What needs to be done: Look through the material below and give the number of lines holding "JSON", with no other words.
**** Records for this task ****
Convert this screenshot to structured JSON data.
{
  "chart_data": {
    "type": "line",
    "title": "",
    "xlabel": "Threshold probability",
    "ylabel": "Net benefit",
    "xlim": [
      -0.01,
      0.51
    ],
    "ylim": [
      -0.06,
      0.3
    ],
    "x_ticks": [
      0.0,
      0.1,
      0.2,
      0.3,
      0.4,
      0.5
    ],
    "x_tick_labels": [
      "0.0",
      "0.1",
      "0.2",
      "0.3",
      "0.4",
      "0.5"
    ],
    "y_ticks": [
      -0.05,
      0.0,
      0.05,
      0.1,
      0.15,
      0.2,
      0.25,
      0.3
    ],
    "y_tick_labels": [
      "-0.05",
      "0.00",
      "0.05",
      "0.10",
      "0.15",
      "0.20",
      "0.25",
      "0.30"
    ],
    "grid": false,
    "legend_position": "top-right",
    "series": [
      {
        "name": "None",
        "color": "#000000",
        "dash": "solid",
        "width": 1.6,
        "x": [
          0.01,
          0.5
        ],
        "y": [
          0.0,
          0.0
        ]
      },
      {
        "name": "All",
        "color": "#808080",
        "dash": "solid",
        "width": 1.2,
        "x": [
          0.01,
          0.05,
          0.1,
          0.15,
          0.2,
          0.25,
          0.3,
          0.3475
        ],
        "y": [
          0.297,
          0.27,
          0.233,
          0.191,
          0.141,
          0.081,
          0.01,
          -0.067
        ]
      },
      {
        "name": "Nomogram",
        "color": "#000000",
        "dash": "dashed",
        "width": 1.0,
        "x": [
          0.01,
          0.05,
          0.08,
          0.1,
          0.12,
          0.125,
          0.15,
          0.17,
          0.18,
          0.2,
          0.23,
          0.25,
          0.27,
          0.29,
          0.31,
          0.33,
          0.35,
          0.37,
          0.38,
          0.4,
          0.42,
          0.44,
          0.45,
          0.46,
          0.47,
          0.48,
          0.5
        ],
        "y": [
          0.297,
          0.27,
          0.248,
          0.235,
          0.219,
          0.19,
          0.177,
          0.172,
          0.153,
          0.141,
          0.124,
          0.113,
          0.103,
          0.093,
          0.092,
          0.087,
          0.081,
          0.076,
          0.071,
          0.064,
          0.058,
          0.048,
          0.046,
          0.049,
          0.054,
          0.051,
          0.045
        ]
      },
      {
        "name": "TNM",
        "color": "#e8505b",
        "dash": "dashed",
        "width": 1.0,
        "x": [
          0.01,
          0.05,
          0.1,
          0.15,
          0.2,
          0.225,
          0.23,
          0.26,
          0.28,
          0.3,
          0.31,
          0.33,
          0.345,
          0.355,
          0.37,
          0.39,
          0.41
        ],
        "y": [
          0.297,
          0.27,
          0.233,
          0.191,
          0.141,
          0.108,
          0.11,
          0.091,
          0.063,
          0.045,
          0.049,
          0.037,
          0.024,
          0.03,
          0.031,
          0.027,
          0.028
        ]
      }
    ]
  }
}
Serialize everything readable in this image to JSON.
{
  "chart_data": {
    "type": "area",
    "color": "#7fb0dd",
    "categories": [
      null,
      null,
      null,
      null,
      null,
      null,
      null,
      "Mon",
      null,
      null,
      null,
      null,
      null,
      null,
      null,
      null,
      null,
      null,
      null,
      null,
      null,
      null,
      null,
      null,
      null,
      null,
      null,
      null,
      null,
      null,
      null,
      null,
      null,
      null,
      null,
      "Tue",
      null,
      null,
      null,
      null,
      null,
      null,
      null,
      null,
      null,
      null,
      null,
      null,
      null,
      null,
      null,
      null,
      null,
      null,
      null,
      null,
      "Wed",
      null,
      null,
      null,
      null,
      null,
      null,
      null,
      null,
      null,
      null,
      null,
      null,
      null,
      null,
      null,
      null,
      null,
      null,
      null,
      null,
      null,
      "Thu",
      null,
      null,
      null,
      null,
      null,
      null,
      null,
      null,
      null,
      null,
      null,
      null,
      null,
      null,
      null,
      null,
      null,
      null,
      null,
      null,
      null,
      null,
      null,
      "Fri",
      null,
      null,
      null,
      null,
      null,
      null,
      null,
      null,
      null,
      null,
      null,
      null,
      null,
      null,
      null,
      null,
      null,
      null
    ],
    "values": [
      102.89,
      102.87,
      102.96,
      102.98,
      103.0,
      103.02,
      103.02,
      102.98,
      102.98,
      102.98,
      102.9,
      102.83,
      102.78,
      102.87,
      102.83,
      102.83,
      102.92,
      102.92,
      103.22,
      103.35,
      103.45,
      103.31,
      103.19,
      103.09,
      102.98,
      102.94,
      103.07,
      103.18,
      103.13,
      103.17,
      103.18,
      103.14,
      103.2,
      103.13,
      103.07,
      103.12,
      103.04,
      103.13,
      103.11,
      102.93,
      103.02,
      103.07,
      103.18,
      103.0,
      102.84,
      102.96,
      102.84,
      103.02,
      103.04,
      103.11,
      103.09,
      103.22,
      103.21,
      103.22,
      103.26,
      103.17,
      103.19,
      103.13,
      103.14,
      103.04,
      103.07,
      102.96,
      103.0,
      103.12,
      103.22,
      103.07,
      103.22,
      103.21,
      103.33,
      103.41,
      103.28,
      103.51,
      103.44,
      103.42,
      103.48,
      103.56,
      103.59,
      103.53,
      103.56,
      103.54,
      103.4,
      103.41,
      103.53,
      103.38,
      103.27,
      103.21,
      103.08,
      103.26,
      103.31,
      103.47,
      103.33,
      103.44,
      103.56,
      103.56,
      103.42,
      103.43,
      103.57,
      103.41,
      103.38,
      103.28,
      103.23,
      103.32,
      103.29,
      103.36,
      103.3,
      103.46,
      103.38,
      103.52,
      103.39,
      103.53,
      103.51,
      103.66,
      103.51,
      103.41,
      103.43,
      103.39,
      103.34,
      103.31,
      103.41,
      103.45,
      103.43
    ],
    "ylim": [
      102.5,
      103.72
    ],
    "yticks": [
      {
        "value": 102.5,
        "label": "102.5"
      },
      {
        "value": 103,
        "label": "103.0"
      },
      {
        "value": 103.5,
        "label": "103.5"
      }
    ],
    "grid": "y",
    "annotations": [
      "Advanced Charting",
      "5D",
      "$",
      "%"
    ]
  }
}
****
Expected answer: 2